◆ **LISTING**:
┌────────

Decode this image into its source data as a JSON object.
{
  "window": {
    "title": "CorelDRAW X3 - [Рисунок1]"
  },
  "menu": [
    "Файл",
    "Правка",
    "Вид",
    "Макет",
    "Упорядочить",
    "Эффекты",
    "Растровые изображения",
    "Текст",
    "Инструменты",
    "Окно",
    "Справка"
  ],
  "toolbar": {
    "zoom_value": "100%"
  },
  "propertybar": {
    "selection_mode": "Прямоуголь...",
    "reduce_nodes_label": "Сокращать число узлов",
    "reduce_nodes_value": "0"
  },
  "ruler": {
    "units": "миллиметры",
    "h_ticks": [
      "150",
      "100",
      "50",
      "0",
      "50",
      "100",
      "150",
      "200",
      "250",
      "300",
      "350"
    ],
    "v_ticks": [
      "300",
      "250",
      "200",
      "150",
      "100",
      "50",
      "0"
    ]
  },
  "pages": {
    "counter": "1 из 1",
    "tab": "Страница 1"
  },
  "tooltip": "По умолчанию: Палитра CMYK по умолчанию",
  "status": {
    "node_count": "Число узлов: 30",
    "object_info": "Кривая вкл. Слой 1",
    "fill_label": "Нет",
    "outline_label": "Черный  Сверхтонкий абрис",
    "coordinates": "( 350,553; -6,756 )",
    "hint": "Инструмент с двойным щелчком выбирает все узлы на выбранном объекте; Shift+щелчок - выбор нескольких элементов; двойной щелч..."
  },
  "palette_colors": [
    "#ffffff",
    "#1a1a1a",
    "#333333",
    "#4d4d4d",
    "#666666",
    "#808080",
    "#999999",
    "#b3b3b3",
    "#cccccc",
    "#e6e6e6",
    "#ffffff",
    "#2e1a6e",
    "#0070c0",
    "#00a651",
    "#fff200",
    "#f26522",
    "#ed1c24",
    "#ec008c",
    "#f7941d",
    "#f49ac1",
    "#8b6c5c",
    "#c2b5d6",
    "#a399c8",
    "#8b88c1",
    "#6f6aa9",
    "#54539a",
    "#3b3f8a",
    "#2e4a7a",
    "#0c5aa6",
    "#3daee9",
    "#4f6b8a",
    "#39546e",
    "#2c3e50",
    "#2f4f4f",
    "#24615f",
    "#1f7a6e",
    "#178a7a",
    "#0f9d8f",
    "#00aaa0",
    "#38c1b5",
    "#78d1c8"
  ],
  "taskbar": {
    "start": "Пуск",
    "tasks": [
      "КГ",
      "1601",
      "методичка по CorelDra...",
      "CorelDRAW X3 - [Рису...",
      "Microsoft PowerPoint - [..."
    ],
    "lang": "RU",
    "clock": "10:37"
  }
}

└────────

◆ **EXERCISE AIM**: Repeat the preceding lines exactly, please, every one of them.

◆ **EXERCISE SOLUTION**:
Decode this image into its source data as a JSON object.
{
  "window": {
    "title": "CorelDRAW X3 - [Рисунок1]"
  },
  "menu": [
    "Файл",
    "Правка",
    "Вид",
    "Макет",
    "Упорядочить",
    "Эффекты",
    "Растровые изображения",
    "Текст",
    "Инструменты",
    "Окно",
    "Справка"
  ],
  "toolbar": {
    "zoom_value": "100%"
  },
  "propertybar": {
    "selection_mode": "Прямоуголь...",
    "reduce_nodes_label": "Сокращать число узлов",
    "reduce_nodes_value": "0"
  },
  "ruler": {
    "units": "миллиметры",
    "h_ticks": [
      "150",
      "100",
      "50",
      "0",
      "50",
      "100",
      "150",
      "200",
      "250",
      "300",
      "350"
    ],
    "v_ticks": [
      "300",
      "250",
      "200",
      "150",
      "100",
      "50",
      "0"
    ]
  },
  "pages": {
    "counter": "1 из 1",
    "tab": "Страница 1"
  },
  "tooltip": "По умолчанию: Палитра CMYK по умолчанию",
  "status": {
    "node_count": "Число узлов: 30",
    "object_info": "Кривая вкл. Слой 1",
    "fill_label": "Нет",
    "outline_label": "Черный  Сверхтонкий абрис",
    "coordinates": "( 350,553; -6,756 )",
    "hint": "Инструмент с двойным щелчком выбирает все узлы на выбранном объекте; Shift+щелчок - выбор нескольких элементов; двойной щелч..."
  },
  "palette_colors": [
    "#ffffff",
    "#1a1a1a",
    "#333333",
    "#4d4d4d",
    "#666666",
    "#808080",
    "#999999",
    "#b3b3b3",
    "#cccccc",
    "#e6e6e6",
    "#ffffff",
    "#2e1a6e",
    "#0070c0",
    "#00a651",
    "#fff200",
    "#f26522",
    "#ed1c24",
    "#ec008c",
    "#f7941d",
    "#f49ac1",
    "#8b6c5c",
    "#c2b5d6",
    "#a399c8",
    "#8b88c1",
    "#6f6aa9",
    "#54539a",
    "#3b3f8a",
    "#2e4a7a",
    "#0c5aa6",
    "#3daee9",
    "#4f6b8a",
    "#39546e",
    "#2c3e50",
    "#2f4f4f",
    "#24615f",
    "#1f7a6e",
    "#178a7a",
    "#0f9d8f",
    "#00aaa0",
    "#38c1b5",
    "#78d1c8"
  ],
  "taskbar": {
    "start": "Пуск",
    "tasks": [
      "КГ",
      "1601",
      "методичка по CorelDra...",
      "CorelDRAW X3 - [Рису...",
      "Microsoft PowerPoint - [..."
    ],
    "lang": "RU",
    "clock": "10:37"
  }
}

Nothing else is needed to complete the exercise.